## What you are asked to do
Select the lines of the records containing the word "όζοντος" and list them.

## Records for the task
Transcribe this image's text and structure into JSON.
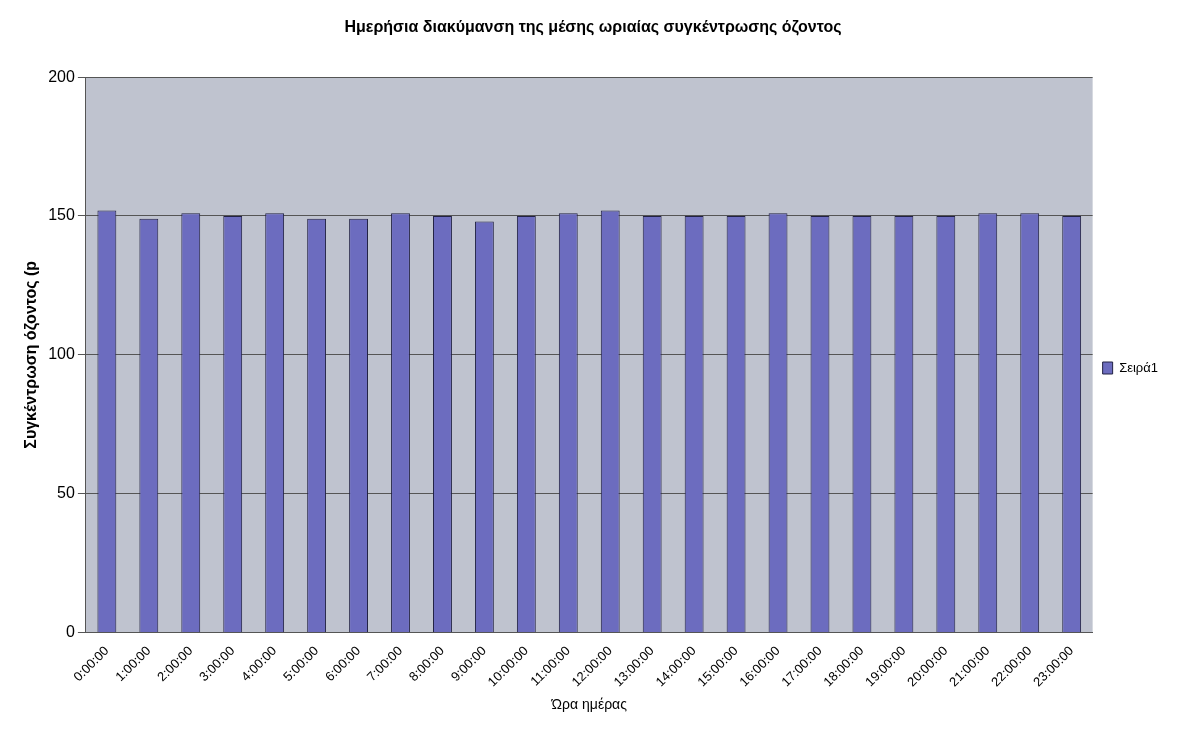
{
  "chart_data": {
    "type": "bar",
    "title": "Ημερήσια διακύμανση της μέσης ωριαίας συγκέντρωσης όζοντος",
    "xlabel": "Ώρα ημέρας",
    "ylabel": "Συγκέντρωση όζοντος (p",
    "categories": [
      "0:00:00",
      "1:00:00",
      "2:00:00",
      "3:00:00",
      "4:00:00",
      "5:00:00",
      "6:00:00",
      "7:00:00",
      "8:00:00",
      "9:00:00",
      "10:00:00",
      "11:00:00",
      "12:00:00",
      "13:00:00",
      "14:00:00",
      "15:00:00",
      "16:00:00",
      "17:00:00",
      "18:00:00",
      "19:00:00",
      "20:00:00",
      "21:00:00",
      "22:00:00",
      "23:00:00"
    ],
    "series": [
      {
        "name": "Σειρά1",
        "color": "#6c6cbf",
        "values": [
          152,
          149,
          151,
          150,
          151,
          149,
          149,
          151,
          150,
          148,
          150,
          151,
          152,
          150,
          150,
          150,
          151,
          150,
          150,
          150,
          150,
          151,
          151,
          150
        ]
      }
    ],
    "ylim": [
      0,
      200
    ],
    "yticks": [
      0,
      50,
      100,
      150,
      200
    ],
    "grid": "y",
    "legend": "right"
  }
}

## Worked answer
    "title": "Ημερήσια διακύμανση της μέσης ωριαίας συγκέντρωσης όζοντος",
    "ylabel": "Συγκέντρωση όζοντος (p",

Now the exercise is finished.